──────── Materials provided

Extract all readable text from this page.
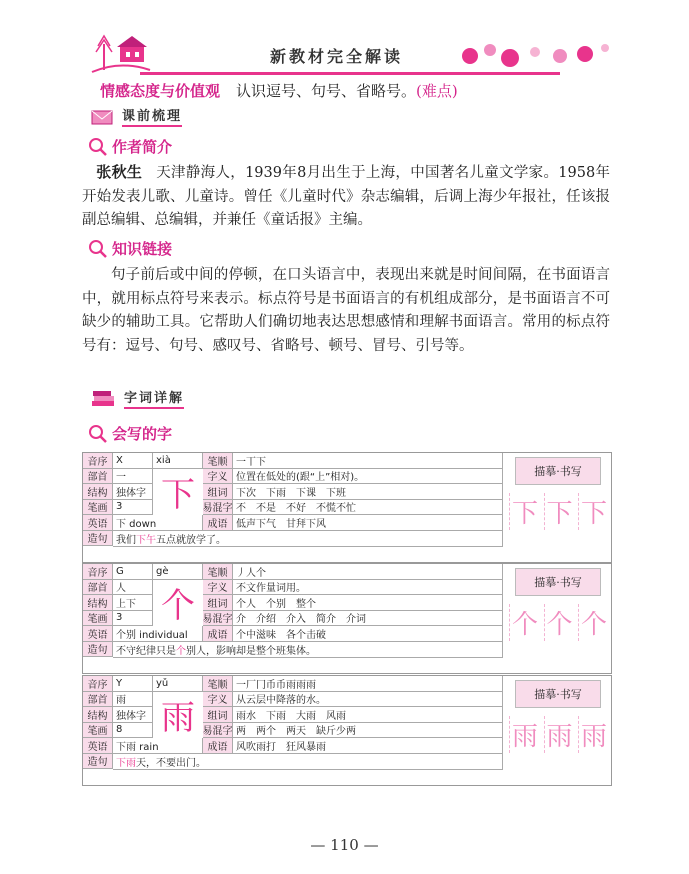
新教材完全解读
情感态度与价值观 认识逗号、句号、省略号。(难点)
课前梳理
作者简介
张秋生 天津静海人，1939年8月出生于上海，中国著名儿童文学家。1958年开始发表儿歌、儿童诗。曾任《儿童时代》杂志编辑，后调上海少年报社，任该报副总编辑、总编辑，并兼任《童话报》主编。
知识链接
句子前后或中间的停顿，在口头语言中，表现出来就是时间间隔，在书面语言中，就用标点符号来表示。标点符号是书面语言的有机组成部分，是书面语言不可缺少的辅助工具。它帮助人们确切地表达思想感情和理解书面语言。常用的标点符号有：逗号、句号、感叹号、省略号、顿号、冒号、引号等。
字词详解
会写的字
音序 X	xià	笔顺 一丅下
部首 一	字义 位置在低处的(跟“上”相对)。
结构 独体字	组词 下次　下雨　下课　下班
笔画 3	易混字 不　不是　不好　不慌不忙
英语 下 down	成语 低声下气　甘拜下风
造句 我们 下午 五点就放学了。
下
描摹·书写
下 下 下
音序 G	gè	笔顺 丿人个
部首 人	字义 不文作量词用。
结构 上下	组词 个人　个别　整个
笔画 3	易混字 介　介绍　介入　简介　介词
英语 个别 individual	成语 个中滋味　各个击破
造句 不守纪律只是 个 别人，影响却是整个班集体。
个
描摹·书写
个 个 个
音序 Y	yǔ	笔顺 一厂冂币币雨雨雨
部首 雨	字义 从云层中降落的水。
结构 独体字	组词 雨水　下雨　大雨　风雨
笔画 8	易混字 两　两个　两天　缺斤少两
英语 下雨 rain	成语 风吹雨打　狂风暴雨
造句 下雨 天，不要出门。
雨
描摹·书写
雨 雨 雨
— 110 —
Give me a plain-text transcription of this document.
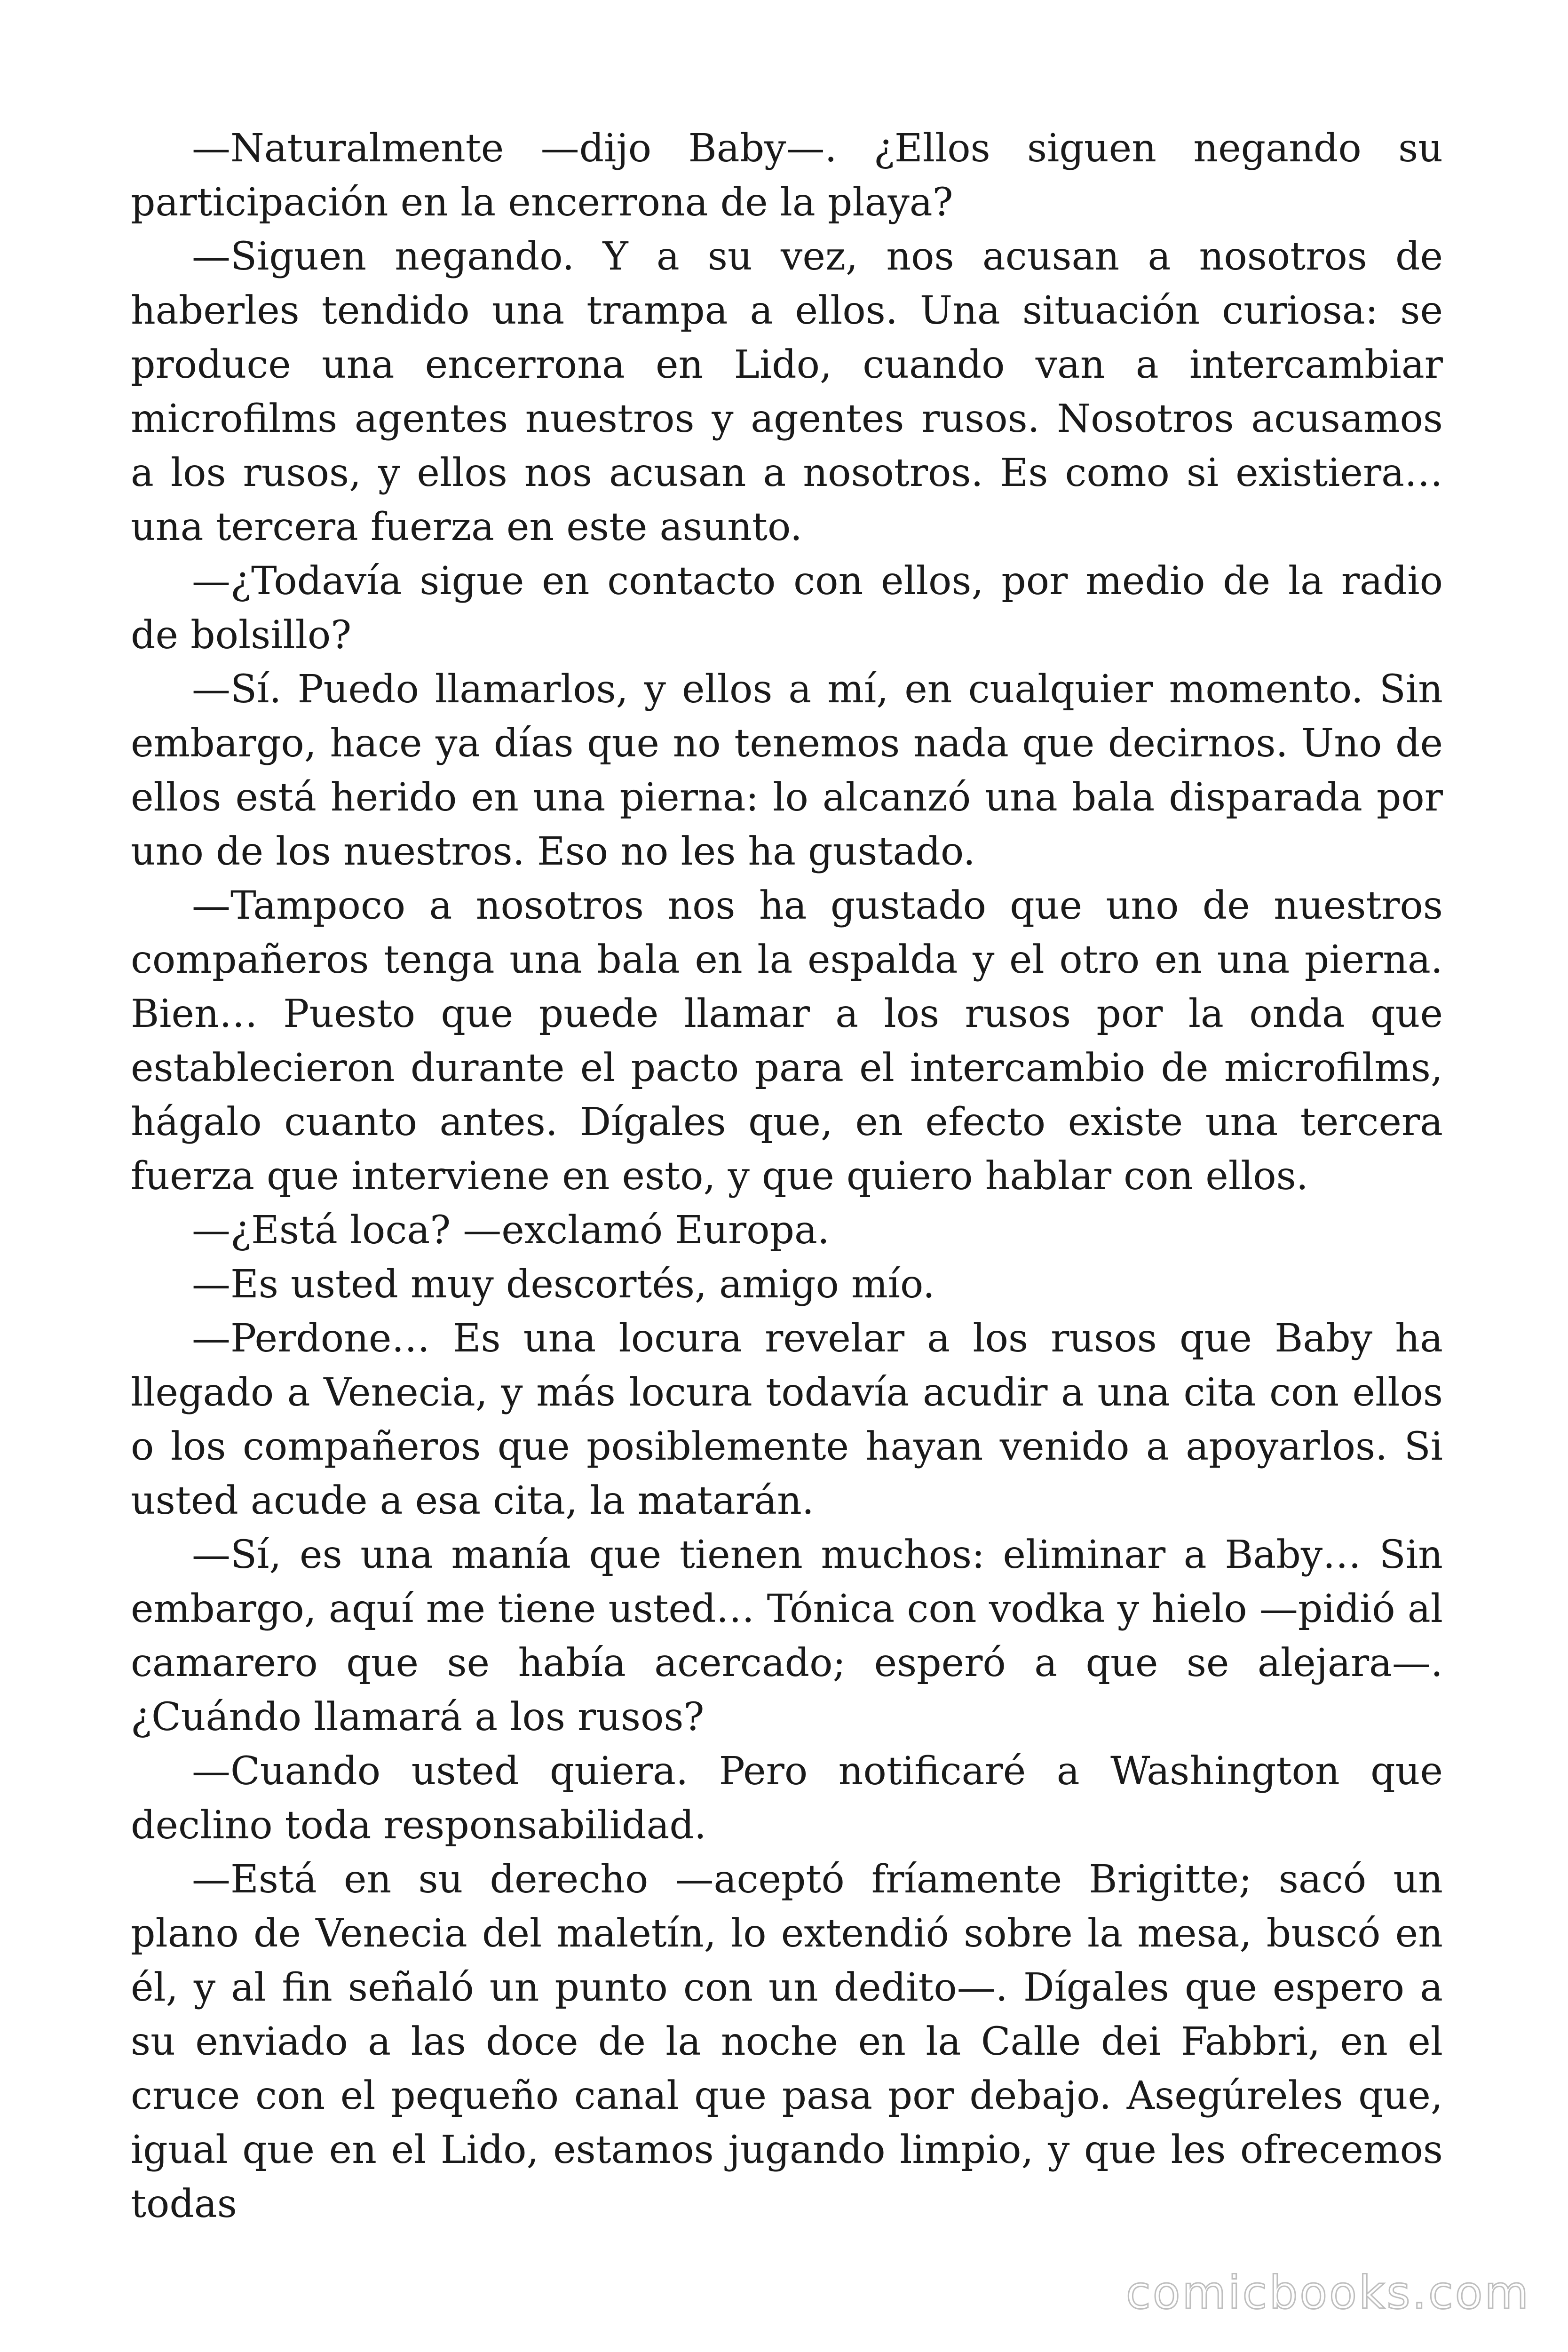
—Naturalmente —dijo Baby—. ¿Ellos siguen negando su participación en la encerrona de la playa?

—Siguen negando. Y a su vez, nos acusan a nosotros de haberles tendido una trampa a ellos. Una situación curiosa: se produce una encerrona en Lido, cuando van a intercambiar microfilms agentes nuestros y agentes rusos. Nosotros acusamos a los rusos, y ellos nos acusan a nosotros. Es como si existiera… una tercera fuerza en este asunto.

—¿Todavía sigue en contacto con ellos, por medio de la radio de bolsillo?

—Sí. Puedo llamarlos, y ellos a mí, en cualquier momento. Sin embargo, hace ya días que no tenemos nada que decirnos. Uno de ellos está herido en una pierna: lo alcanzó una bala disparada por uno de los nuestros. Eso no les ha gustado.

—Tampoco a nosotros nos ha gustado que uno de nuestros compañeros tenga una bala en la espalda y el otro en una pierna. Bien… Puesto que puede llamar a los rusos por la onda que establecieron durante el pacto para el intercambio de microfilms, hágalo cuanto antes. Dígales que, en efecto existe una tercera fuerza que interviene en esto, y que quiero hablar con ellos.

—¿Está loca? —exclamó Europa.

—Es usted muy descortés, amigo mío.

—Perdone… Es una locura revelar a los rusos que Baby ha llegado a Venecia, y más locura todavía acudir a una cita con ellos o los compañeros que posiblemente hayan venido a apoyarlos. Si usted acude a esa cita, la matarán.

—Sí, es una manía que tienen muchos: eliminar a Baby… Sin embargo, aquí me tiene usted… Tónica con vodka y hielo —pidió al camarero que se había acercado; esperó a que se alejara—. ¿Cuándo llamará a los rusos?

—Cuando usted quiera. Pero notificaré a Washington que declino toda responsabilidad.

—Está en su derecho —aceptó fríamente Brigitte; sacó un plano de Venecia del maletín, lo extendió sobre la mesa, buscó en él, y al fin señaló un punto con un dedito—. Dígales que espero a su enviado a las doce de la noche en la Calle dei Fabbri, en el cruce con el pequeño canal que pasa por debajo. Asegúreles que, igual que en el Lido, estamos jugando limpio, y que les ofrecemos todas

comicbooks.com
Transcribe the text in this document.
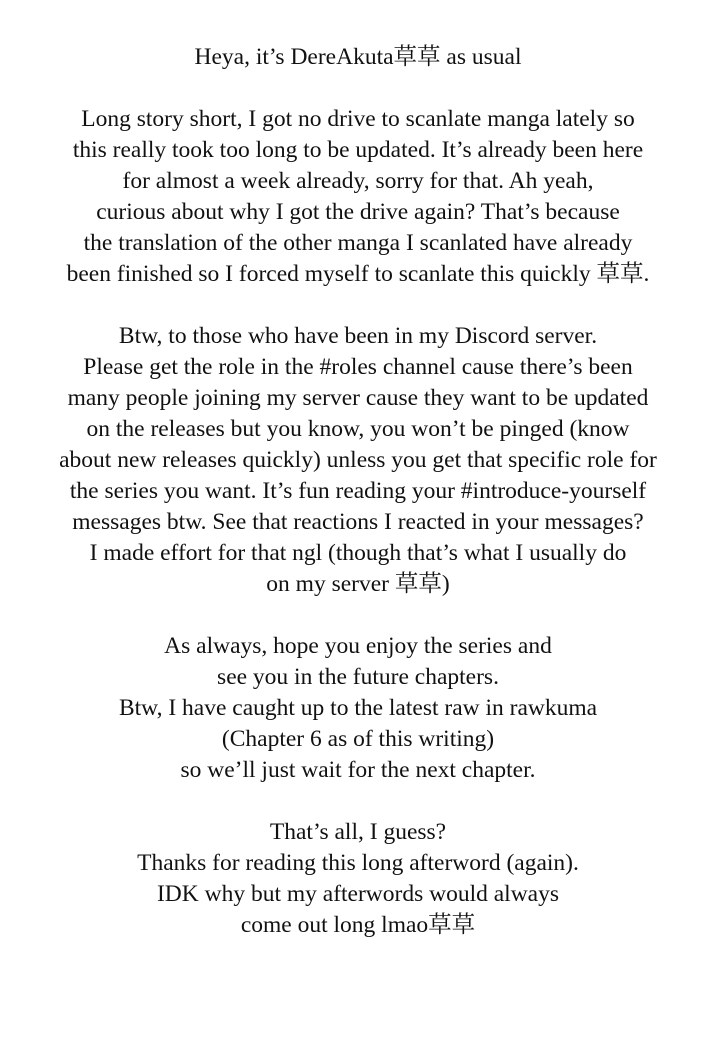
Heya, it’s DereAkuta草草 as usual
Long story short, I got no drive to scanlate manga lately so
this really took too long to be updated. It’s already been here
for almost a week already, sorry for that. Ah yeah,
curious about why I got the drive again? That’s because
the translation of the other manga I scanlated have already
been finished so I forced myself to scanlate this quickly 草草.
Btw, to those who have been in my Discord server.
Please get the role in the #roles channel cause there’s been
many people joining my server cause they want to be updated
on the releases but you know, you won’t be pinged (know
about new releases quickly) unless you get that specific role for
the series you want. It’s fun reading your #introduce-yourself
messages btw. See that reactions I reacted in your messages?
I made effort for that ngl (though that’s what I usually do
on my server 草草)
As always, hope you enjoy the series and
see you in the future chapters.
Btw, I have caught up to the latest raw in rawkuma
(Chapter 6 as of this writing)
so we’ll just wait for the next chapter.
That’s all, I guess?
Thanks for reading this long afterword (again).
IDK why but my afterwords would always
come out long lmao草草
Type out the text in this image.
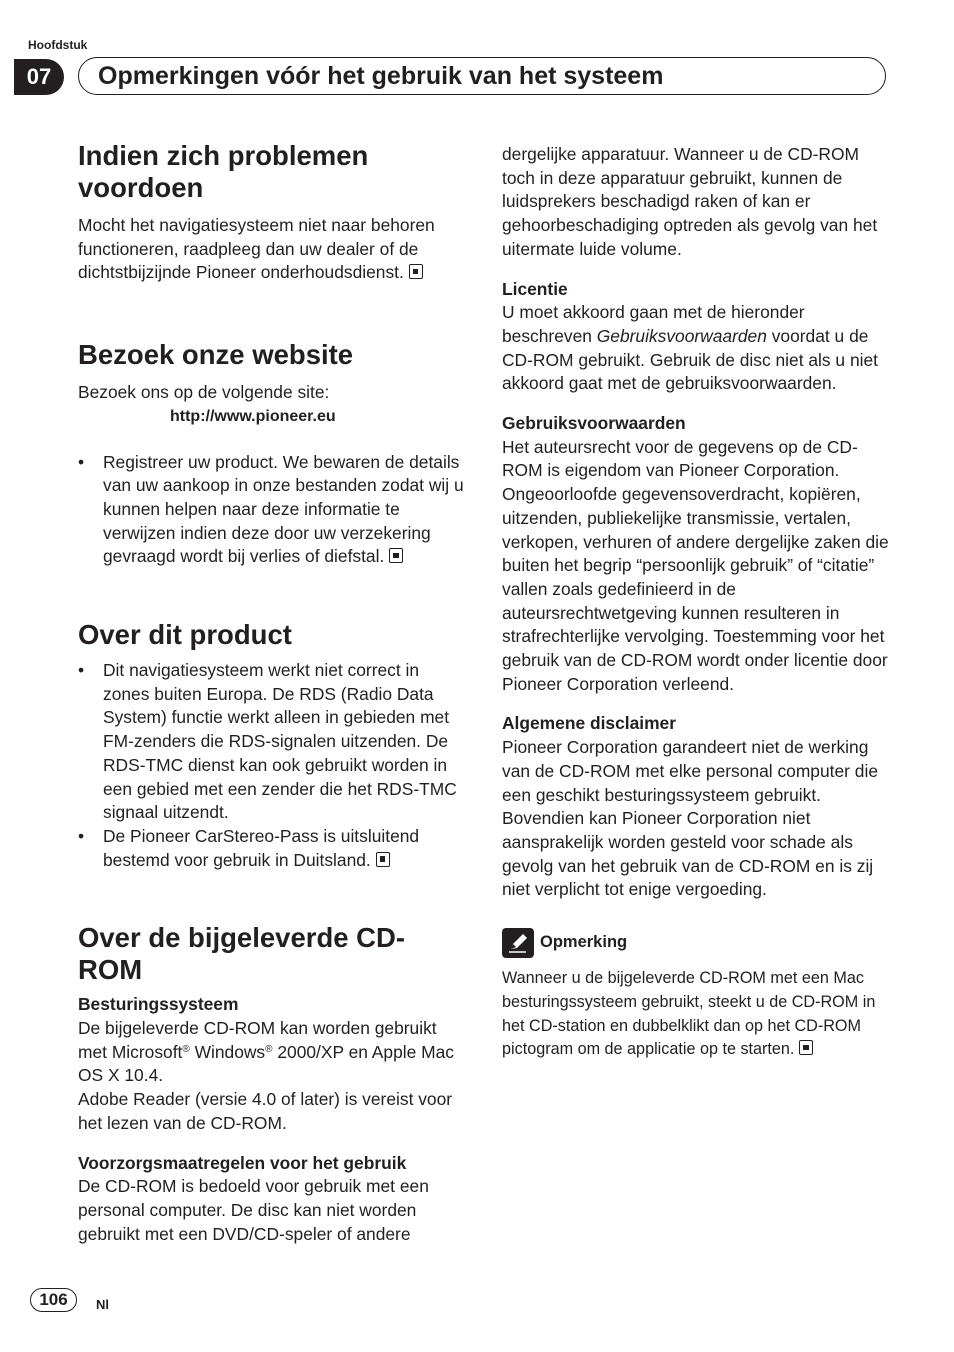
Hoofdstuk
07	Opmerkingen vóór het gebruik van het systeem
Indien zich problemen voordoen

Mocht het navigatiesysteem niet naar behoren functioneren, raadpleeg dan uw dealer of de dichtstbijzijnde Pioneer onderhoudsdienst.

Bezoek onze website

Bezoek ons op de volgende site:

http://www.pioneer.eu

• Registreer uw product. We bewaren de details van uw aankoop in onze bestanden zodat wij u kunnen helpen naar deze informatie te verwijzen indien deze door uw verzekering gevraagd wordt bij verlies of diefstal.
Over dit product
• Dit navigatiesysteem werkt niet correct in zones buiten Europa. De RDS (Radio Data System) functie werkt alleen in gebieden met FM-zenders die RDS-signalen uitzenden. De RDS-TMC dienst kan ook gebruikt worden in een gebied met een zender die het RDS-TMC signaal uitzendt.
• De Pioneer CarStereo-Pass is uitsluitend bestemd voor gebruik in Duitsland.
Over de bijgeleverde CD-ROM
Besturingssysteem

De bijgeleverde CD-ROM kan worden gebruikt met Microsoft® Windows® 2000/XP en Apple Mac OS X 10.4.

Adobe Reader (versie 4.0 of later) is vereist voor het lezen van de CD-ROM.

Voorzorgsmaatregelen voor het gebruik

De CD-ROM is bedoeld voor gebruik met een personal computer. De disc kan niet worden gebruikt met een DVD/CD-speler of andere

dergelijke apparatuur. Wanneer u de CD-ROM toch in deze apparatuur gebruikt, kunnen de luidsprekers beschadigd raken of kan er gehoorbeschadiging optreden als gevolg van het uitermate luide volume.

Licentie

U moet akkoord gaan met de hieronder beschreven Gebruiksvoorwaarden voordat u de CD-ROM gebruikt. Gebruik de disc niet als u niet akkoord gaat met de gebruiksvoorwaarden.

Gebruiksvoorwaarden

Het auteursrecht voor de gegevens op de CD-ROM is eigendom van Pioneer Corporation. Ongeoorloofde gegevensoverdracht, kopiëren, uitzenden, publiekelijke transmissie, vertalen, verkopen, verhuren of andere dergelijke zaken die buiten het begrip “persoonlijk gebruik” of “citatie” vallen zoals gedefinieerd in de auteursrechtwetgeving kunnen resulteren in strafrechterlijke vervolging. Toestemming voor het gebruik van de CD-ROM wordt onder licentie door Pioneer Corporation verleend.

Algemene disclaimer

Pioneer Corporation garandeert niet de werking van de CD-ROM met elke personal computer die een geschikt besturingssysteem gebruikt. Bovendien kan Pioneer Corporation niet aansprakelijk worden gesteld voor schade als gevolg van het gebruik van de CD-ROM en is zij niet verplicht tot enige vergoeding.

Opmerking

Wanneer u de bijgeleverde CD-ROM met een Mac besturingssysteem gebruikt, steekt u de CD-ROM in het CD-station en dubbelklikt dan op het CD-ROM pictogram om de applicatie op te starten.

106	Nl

────────────────

▸ Given request: Copy each line of the listing that holds the word "releases".

▸ Solution for this exercise:
on the releases but you know, you won’t be pinged (know
about new releases quickly) unless you get that specific role for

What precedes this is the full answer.